::: Record extracts :::
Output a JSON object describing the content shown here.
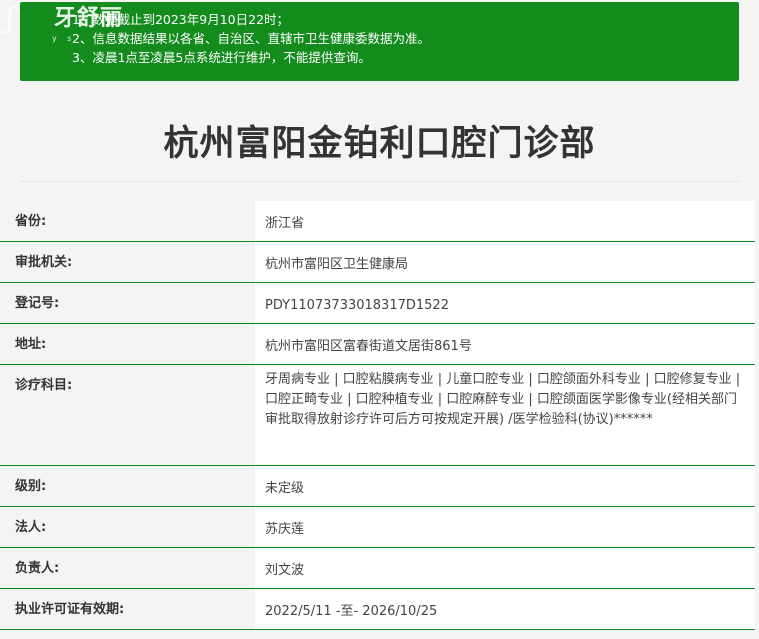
{
  "logo": {
    "text": "牙舒丽",
    "sub": "y s",
    "mark": "?"
  },
  "notice": {
    "lines": [
      "1、数据截止到2023年9月10日22时；",
      "2、信息数据结果以各省、自治区、直辖市卫生健康委数据为准。",
      "3、凌晨1点至凌晨5点系统进行维护，不能提供查询。"
    ]
  },
  "page_title": "杭州富阳金铂利口腔门诊部",
  "fields": [
    {
      "label": "省份:",
      "value": "浙江省"
    },
    {
      "label": "审批机关:",
      "value": "杭州市富阳区卫生健康局"
    },
    {
      "label": "登记号:",
      "value": "PDY11073733018317D1522"
    },
    {
      "label": "地址:",
      "value": "杭州市富阳区富春街道文居街861号"
    },
    {
      "label": "诊疗科目:",
      "value": "牙周病专业 | 口腔粘膜病专业 | 儿童口腔专业 | 口腔颌面外科专业 | 口腔修复专业 | 口腔正畸专业 | 口腔种植专业 | 口腔麻醉专业 | 口腔颌面医学影像专业(经相关部门审批取得放射诊疗许可后方可按规定开展) /医学检验科(协议)******"
    },
    {
      "label": "级别:",
      "value": "未定级"
    },
    {
      "label": "法人:",
      "value": "苏庆莲"
    },
    {
      "label": "负责人:",
      "value": "刘文波"
    },
    {
      "label": "执业许可证有效期:",
      "value": "2022/5/11 -至- 2026/10/25"
    }
  ],
  "colors": {
    "accent": "#148c1d",
    "background": "#f4f4f4",
    "value_background": "#ffffff"
  }
}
:::
• Aim:
Reproduce every record above exactly, omitting the pictures.

• The solution:
Output a JSON object describing the content shown here.
{
  "logo": {
    "text": "牙舒丽",
    "sub": "y s",
    "mark": "?"
  },
  "notice": {
    "lines": [
      "1、数据截止到2023年9月10日22时；",
      "2、信息数据结果以各省、自治区、直辖市卫生健康委数据为准。",
      "3、凌晨1点至凌晨5点系统进行维护，不能提供查询。"
    ]
  },
  "page_title": "杭州富阳金铂利口腔门诊部",
  "fields": [
    {
      "label": "省份:",
      "value": "浙江省"
    },
    {
      "label": "审批机关:",
      "value": "杭州市富阳区卫生健康局"
    },
    {
      "label": "登记号:",
      "value": "PDY11073733018317D1522"
    },
    {
      "label": "地址:",
      "value": "杭州市富阳区富春街道文居街861号"
    },
    {
      "label": "诊疗科目:",
      "value": "牙周病专业 | 口腔粘膜病专业 | 儿童口腔专业 | 口腔颌面外科专业 | 口腔修复专业 | 口腔正畸专业 | 口腔种植专业 | 口腔麻醉专业 | 口腔颌面医学影像专业(经相关部门审批取得放射诊疗许可后方可按规定开展) /医学检验科(协议)******"
    },
    {
      "label": "级别:",
      "value": "未定级"
    },
    {
      "label": "法人:",
      "value": "苏庆莲"
    },
    {
      "label": "负责人:",
      "value": "刘文波"
    },
    {
      "label": "执业许可证有效期:",
      "value": "2022/5/11 -至- 2026/10/25"
    }
  ],
  "colors": {
    "accent": "#148c1d",
    "background": "#f4f4f4",
    "value_background": "#ffffff"
  }
}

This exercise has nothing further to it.